_What the task requires_
Look for "Sanskrit" in each line of the entries, and return the matching lines.

Recorded data
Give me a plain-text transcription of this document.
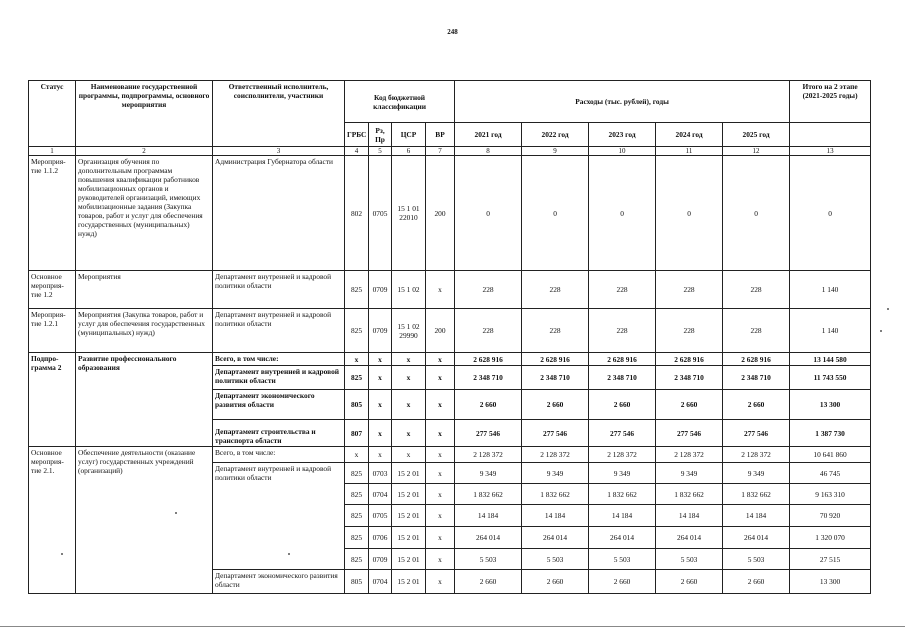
248
Статус	Наименование государственной программы, подпрограммы, основного мероприятия	Ответственный исполнитель, соисполнители, участники	Код бюджетной классификации				Расходы (тыс. рублей), годы					Итого на 2 этапе (2021-2025 годы)
			ГРБС	Рз, Пр	ЦСР	ВР	2021 год	2022 год	2023 год	2024 год	2025 год	
1	2	3	4	5	6	7	8	9	10	11	12	13
Мероприя-тие 1.1.2	Организация обучения по дополнительным программам повышения квалификации работников мобилизационных органов и руководителей организаций, имеющих мобилизационные задания (Закупка товаров, работ и услуг для обеспечения государственных (муниципальных) нужд)	Администрация Губернатора области	802	0705	15 1 01 22010	200	0	0	0	0	0	0
Основное мероприя-тие 1.2	Мероприятия	Департамент внутренней и кадровой политики области	825	0709	15 1 02	х	228	228	228	228	228	1 140
Мероприя-тие 1.2.1	Мероприятия (Закупка товаров, работ и услуг для обеспечения государственных (муниципальных) нужд)	Департамент внутренней и кадровой политики области	825	0709	15 1 02 29990	200	228	228	228	228	228	1 140
Подпро-грамма 2	Развитие профессионального образования	Всего, в том числе:	х	х	х	х	2 628 916	2 628 916	2 628 916	2 628 916	2 628 916	13 144 580
		Департамент внутренней и кадровой политики области	825	х	х	х	2 348 710	2 348 710	2 348 710	2 348 710	2 348 710	11 743 550
		Департамент экономического развития области	805	х	х	х	2 660	2 660	2 660	2 660	2 660	13 300
		Департамент строительства и транспорта области	807	х	х	х	277 546	277 546	277 546	277 546	277 546	1 387 730
Основное мероприя-тие 2.1.	Обеспечение деятельности (оказание услуг) государственных учреждений (организаций)	Всего, в том числе:	х	х	х	х	2 128 372	2 128 372	2 128 372	2 128 372	2 128 372	10 641 860
		Департамент внутренней и кадровой политики области	825	0703	15 2 01	х	9 349	9 349	9 349	9 349	9 349	46 745
			825	0704	15 2 01	х	1 832 662	1 832 662	1 832 662	1 832 662	1 832 662	9 163 310
			825	0705	15 2 01	х	14 184	14 184	14 184	14 184	14 184	70 920
			825	0706	15 2 01	х	264 014	264 014	264 014	264 014	264 014	1 320 070
			825	0709	15 2 01	х	5 503	5 503	5 503	5 503	5 503	27 515
		Департамент экономического развития области	805	0704	15 2 01	х	2 660	2 660	2 660	2 660	2 660	13 300
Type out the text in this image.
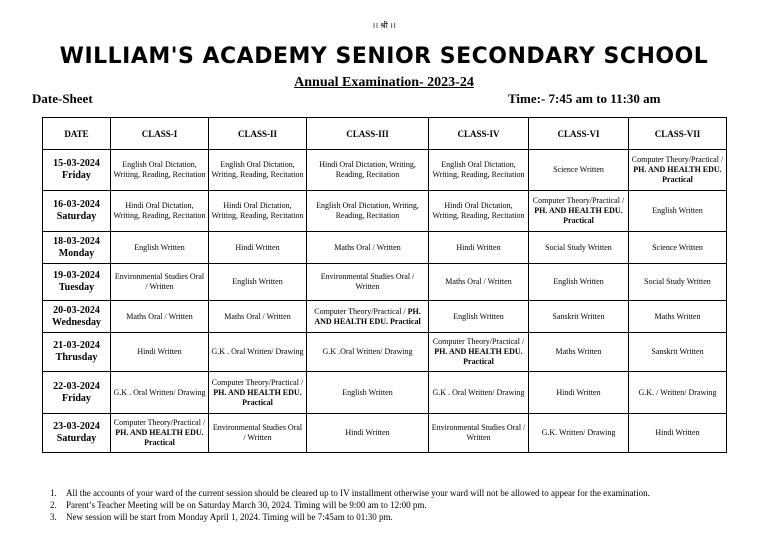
।। श्री ।।
WILLIAM'S ACADEMY SENIOR SECONDARY SCHOOL
Annual Examination- 2023-24
Date-Sheet	Time:- 7:45 am to 11:30 am
DATE	CLASS-I	CLASS-II	CLASS-III	CLASS-IV	CLASS-VI	CLASS-VII

15-03-2024
Friday	English Oral Dictation, Writing, Reading, Recitation	English Oral Dictation, Writing, Reading, Recitation	Hindi Oral Dictation, Writing, Reading, Recitation	English Oral Dictation, Writing, Reading, Recitation	Science Written	Computer Theory/Practical / PH. AND HEALTH EDU. Practical

16-03-2024
Saturday	Hindi Oral Dictation, Writing, Reading, Recitation	Hindi Oral Dictation, Writing, Reading, Recitation	English Oral Dictation, Writing, Reading, Recitation	Hindi Oral Dictation, Writing, Reading, Recitation	Computer Theory/Practical / PH. AND HEALTH EDU. Practical	English Written

18-03-2024
Monday	English Written	Hindi Written	Maths Oral / Written	Hindi Written	Social Study Written	Science Written

19-03-2024
Tuesday	Environmental Studies Oral / Written	English Written	Environmental Studies Oral / Written	Maths Oral / Written	English Written	Social Study Written

20-03-2024
Wednesday	Maths Oral / Written	Maths Oral / Written	Computer Theory/Practical / PH. AND HEALTH EDU. Practical	English Written	Sanskrit Written	Maths Written

21-03-2024
Thrusday	Hindi Written	G.K . Oral Written/ Drawing	G.K .Oral Written/ Drawing	Computer Theory/Practical / PH. AND HEALTH EDU. Practical	Maths Written	Sanskrit Written

22-03-2024
Friday	G.K . Oral Written/ Drawing	Computer Theory/Practical / PH. AND HEALTH EDU. Practical	English Written	G.K . Oral Written/ Drawing	Hindi Written	G.K. / Written/ Drawing

23-03-2024
Saturday	Computer Theory/Practical / PH. AND HEALTH EDU. Practical	Environmental Studies Oral / Written	Hindi Written	Environmental Studies Oral / Written	G.K. Written/ Drawing	Hindi Written
1. All the accounts of your ward of the current session should be cleared up to IV installment otherwise your ward will not be allowed to appear for the examination.
2. Parent’s Teacher Meeting will be on Saturday March 30, 2024. Timing will be 9:00 am to 12:00 pm.
3. New session will be start from Monday April 1, 2024. Timing will be 7:45am to 01:30 pm.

_Exercise solution_
Wednesday	Maths Oral / Written	Maths Oral / Written	Computer Theory/Practical / PH. AND HEALTH EDU. Practical	English Written	Sanskrit Written	Maths Written
Thrusday	Hindi Written	G.K . Oral Written/ Drawing	G.K .Oral Written/ Drawing	Computer Theory/Practical / PH. AND HEALTH EDU. Practical	Maths Written	Sanskrit Written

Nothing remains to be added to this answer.